start

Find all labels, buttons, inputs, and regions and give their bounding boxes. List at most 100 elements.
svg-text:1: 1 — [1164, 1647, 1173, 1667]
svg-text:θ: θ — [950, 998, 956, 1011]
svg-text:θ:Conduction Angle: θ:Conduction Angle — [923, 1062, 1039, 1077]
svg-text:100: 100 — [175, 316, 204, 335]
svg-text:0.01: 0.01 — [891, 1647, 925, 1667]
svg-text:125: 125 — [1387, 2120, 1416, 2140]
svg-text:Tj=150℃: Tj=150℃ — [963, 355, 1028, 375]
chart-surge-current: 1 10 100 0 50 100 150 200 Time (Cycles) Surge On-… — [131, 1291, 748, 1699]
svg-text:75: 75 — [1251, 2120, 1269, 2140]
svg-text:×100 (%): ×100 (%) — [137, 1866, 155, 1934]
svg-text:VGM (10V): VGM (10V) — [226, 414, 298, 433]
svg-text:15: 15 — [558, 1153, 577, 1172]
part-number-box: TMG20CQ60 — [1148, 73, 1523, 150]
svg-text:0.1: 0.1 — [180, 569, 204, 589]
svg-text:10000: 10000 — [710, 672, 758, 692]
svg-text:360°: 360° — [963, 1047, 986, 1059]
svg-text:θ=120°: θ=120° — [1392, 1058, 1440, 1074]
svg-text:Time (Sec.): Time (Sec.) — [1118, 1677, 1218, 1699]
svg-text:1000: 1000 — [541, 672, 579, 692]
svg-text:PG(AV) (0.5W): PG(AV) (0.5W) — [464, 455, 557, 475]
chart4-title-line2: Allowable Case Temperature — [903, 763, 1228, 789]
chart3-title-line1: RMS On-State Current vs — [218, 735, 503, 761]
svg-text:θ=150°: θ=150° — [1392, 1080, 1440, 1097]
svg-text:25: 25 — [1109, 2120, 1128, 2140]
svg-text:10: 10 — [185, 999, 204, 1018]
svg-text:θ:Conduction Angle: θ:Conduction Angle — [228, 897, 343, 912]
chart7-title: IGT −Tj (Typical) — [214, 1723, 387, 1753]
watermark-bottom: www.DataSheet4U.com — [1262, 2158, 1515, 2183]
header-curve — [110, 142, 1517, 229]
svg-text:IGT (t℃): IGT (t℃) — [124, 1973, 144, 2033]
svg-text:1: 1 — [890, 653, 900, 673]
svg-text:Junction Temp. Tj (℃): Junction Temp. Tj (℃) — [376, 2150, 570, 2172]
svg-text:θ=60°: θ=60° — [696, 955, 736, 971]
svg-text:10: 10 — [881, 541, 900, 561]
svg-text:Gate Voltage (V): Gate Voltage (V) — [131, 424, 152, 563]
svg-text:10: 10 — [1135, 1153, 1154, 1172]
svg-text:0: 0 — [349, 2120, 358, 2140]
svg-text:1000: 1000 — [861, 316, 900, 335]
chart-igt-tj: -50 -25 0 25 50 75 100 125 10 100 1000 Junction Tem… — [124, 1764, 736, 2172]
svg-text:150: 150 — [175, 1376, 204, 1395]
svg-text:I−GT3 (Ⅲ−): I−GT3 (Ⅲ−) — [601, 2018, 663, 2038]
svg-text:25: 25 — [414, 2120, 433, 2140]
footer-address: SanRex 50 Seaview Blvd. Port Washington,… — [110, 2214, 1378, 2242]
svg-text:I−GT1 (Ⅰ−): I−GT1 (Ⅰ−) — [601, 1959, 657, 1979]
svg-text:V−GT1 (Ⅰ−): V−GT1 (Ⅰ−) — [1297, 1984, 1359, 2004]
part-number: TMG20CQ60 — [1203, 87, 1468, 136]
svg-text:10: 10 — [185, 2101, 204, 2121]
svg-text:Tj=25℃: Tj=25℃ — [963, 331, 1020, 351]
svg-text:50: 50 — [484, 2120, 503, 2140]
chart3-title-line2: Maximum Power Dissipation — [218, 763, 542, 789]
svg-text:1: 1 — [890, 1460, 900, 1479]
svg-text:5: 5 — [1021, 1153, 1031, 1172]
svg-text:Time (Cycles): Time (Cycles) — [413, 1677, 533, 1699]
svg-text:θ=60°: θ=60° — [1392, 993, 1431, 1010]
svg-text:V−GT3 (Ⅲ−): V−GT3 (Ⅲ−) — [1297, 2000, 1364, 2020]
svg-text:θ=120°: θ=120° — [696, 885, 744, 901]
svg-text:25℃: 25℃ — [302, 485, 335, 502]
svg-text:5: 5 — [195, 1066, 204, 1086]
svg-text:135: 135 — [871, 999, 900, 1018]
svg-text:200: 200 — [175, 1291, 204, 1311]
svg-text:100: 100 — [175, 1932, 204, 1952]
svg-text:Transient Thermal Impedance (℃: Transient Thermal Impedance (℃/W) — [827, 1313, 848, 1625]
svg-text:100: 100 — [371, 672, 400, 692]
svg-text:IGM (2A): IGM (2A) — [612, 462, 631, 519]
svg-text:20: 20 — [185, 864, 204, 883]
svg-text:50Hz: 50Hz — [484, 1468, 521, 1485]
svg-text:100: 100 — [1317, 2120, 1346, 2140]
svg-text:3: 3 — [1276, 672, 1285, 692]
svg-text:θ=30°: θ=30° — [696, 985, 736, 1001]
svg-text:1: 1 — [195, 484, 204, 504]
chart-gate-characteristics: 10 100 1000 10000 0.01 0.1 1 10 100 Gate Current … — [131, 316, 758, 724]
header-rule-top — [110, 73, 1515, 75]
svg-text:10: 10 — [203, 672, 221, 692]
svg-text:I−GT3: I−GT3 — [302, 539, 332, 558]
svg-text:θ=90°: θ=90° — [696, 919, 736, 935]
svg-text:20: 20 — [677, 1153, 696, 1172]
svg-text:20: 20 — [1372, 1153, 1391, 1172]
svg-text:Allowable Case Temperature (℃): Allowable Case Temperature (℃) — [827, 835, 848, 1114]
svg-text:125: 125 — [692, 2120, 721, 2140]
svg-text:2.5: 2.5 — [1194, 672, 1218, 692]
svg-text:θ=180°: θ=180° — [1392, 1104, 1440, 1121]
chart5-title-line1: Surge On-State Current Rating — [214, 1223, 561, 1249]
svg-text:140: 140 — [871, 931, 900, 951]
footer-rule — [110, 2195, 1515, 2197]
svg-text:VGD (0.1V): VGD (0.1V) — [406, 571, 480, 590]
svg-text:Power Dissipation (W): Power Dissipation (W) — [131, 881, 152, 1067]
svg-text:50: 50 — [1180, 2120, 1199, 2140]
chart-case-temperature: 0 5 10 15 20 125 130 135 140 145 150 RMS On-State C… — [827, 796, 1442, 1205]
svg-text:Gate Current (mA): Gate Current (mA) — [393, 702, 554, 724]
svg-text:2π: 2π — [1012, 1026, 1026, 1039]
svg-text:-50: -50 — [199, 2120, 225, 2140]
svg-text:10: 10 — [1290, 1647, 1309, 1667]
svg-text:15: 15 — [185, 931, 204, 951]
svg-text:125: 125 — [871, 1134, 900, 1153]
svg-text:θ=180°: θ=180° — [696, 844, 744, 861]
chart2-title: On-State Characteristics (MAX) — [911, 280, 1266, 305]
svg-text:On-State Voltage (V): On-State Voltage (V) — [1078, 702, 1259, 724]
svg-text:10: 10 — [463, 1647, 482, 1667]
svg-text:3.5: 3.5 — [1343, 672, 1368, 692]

end

-- Task --
Reproduce each of the records above verbatim, preserving every line in its original order.

-- Exercise response --
Find all labels, buttons, inputs, and regions and give their bounding boxes. List at most 100 elements.
svg-text:1: 1 — [1164, 1647, 1173, 1667]
svg-text:θ: θ — [950, 998, 956, 1011]
svg-text:θ:Conduction Angle: θ:Conduction Angle — [923, 1062, 1039, 1077]
svg-text:100: 100 — [175, 316, 204, 335]
svg-text:0.01: 0.01 — [891, 1647, 925, 1667]
svg-text:125: 125 — [1387, 2120, 1416, 2140]
svg-text:Tj=150℃: Tj=150℃ — [963, 355, 1028, 375]
chart-surge-current: 1 10 100 0 50 100 150 200 Time (Cycles) Surge On-… — [131, 1291, 748, 1699]
svg-text:75: 75 — [1251, 2120, 1269, 2140]
svg-text:×100 (%): ×100 (%) — [137, 1866, 155, 1934]
svg-text:VGM (10V): VGM (10V) — [226, 414, 298, 433]
svg-text:15: 15 — [558, 1153, 577, 1172]
part-number-box: TMG20CQ60 — [1148, 73, 1523, 150]
svg-text:0.1: 0.1 — [180, 569, 204, 589]
svg-text:10000: 10000 — [710, 672, 758, 692]
svg-text:360°: 360° — [963, 1047, 986, 1059]
svg-text:θ=120°: θ=120° — [1392, 1058, 1440, 1074]
svg-text:Time (Sec.): Time (Sec.) — [1118, 1677, 1218, 1699]
svg-text:1000: 1000 — [541, 672, 579, 692]
svg-text:PG(AV) (0.5W): PG(AV) (0.5W) — [464, 455, 557, 475]
chart4-title-line2: Allowable Case Temperature — [903, 763, 1228, 789]
chart3-title-line1: RMS On-State Current vs — [218, 735, 503, 761]
svg-text:θ=150°: θ=150° — [1392, 1080, 1440, 1097]
svg-text:25: 25 — [1109, 2120, 1128, 2140]
svg-text:10: 10 — [185, 999, 204, 1018]
svg-text:θ:Conduction Angle: θ:Conduction Angle — [228, 897, 343, 912]
chart7-title: IGT −Tj (Typical) — [214, 1723, 387, 1753]
watermark-bottom: www.DataSheet4U.com — [1262, 2158, 1515, 2183]
header-curve — [110, 142, 1517, 229]
svg-text:IGT (t℃): IGT (t℃) — [124, 1973, 144, 2033]
svg-text:1: 1 — [890, 653, 900, 673]
svg-text:Junction Temp. Tj (℃): Junction Temp. Tj (℃) — [376, 2150, 570, 2172]
svg-text:θ=60°: θ=60° — [696, 955, 736, 971]
svg-text:10: 10 — [881, 541, 900, 561]
svg-text:Gate Voltage (V): Gate Voltage (V) — [131, 424, 152, 563]
svg-text:10: 10 — [1135, 1153, 1154, 1172]
svg-text:0: 0 — [349, 2120, 358, 2140]
svg-text:1000: 1000 — [861, 316, 900, 335]
chart-igt-tj: -50 -25 0 25 50 75 100 125 10 100 1000 Junction Tem… — [124, 1764, 736, 2172]
svg-text:150: 150 — [175, 1376, 204, 1395]
svg-text:I−GT3 (Ⅲ−): I−GT3 (Ⅲ−) — [601, 2018, 663, 2038]
svg-text:25: 25 — [414, 2120, 433, 2140]
footer-address: SanRex 50 Seaview Blvd. Port Washington,… — [110, 2214, 1378, 2242]
svg-text:I−GT1 (Ⅰ−): I−GT1 (Ⅰ−) — [601, 1959, 657, 1979]
svg-text:V−GT1 (Ⅰ−): V−GT1 (Ⅰ−) — [1297, 1984, 1359, 2004]
part-number: TMG20CQ60 — [1203, 87, 1468, 136]
svg-text:10: 10 — [185, 2101, 204, 2121]
svg-text:Tj=25℃: Tj=25℃ — [963, 331, 1020, 351]
svg-text:50: 50 — [484, 2120, 503, 2140]
chart3-title-line2: Maximum Power Dissipation — [218, 763, 542, 789]
svg-text:1: 1 — [890, 1460, 900, 1479]
svg-text:5: 5 — [1021, 1153, 1031, 1172]
svg-text:Time (Cycles): Time (Cycles) — [413, 1677, 533, 1699]
svg-text:θ=60°: θ=60° — [1392, 993, 1431, 1010]
svg-text:V−GT3 (Ⅲ−): V−GT3 (Ⅲ−) — [1297, 2000, 1364, 2020]
svg-text:θ=120°: θ=120° — [696, 885, 744, 901]
svg-text:25℃: 25℃ — [302, 485, 335, 502]
svg-text:5: 5 — [195, 1066, 204, 1086]
svg-text:135: 135 — [871, 999, 900, 1018]
svg-text:200: 200 — [175, 1291, 204, 1311]
svg-text:100: 100 — [175, 1932, 204, 1952]
svg-text:Transient Thermal Impedance (℃: Transient Thermal Impedance (℃/W) — [827, 1313, 848, 1625]
svg-text:100: 100 — [371, 672, 400, 692]
svg-text:IGM (2A): IGM (2A) — [612, 462, 631, 519]
svg-text:20: 20 — [185, 864, 204, 883]
svg-text:50Hz: 50Hz — [484, 1468, 521, 1485]
svg-text:100: 100 — [1317, 2120, 1346, 2140]
svg-text:3: 3 — [1276, 672, 1285, 692]
svg-text:θ=30°: θ=30° — [696, 985, 736, 1001]
svg-text:1: 1 — [195, 484, 204, 504]
chart-gate-characteristics: 10 100 1000 10000 0.01 0.1 1 10 100 Gate Current … — [131, 316, 758, 724]
header-rule-top — [110, 73, 1515, 75]
svg-text:10: 10 — [203, 672, 221, 692]
svg-text:I−GT3: I−GT3 — [302, 539, 332, 558]
svg-text:θ=90°: θ=90° — [696, 919, 736, 935]
svg-text:20: 20 — [677, 1153, 696, 1172]
svg-text:20: 20 — [1372, 1153, 1391, 1172]
svg-text:Allowable Case Temperature (℃): Allowable Case Temperature (℃) — [827, 835, 848, 1114]
svg-text:125: 125 — [692, 2120, 721, 2140]
svg-text:2.5: 2.5 — [1194, 672, 1218, 692]
svg-text:θ=180°: θ=180° — [1392, 1104, 1440, 1121]
chart5-title-line1: Surge On-State Current Rating — [214, 1223, 561, 1249]
svg-text:140: 140 — [871, 931, 900, 951]
footer-rule — [110, 2195, 1515, 2197]
svg-text:VGD (0.1V): VGD (0.1V) — [406, 571, 480, 590]
svg-text:Power Dissipation (W): Power Dissipation (W) — [131, 881, 152, 1067]
svg-text:50: 50 — [1180, 2120, 1199, 2140]
chart-case-temperature: 0 5 10 15 20 125 130 135 140 145 150 RMS On-State C… — [827, 796, 1442, 1205]
svg-text:Gate Current (mA): Gate Current (mA) — [393, 702, 554, 724]
svg-text:2π: 2π — [1012, 1026, 1026, 1039]
svg-text:-50: -50 — [199, 2120, 225, 2140]
svg-text:10: 10 — [1290, 1647, 1309, 1667]
svg-text:15: 15 — [185, 931, 204, 951]
svg-text:125: 125 — [871, 1134, 900, 1153]
svg-text:θ=180°: θ=180° — [696, 844, 744, 861]
chart2-title: On-State Characteristics (MAX) — [911, 280, 1266, 305]
svg-text:On-State Voltage (V): On-State Voltage (V) — [1078, 702, 1259, 724]
svg-text:10: 10 — [463, 1647, 482, 1667]
svg-text:3.5: 3.5 — [1343, 672, 1368, 692]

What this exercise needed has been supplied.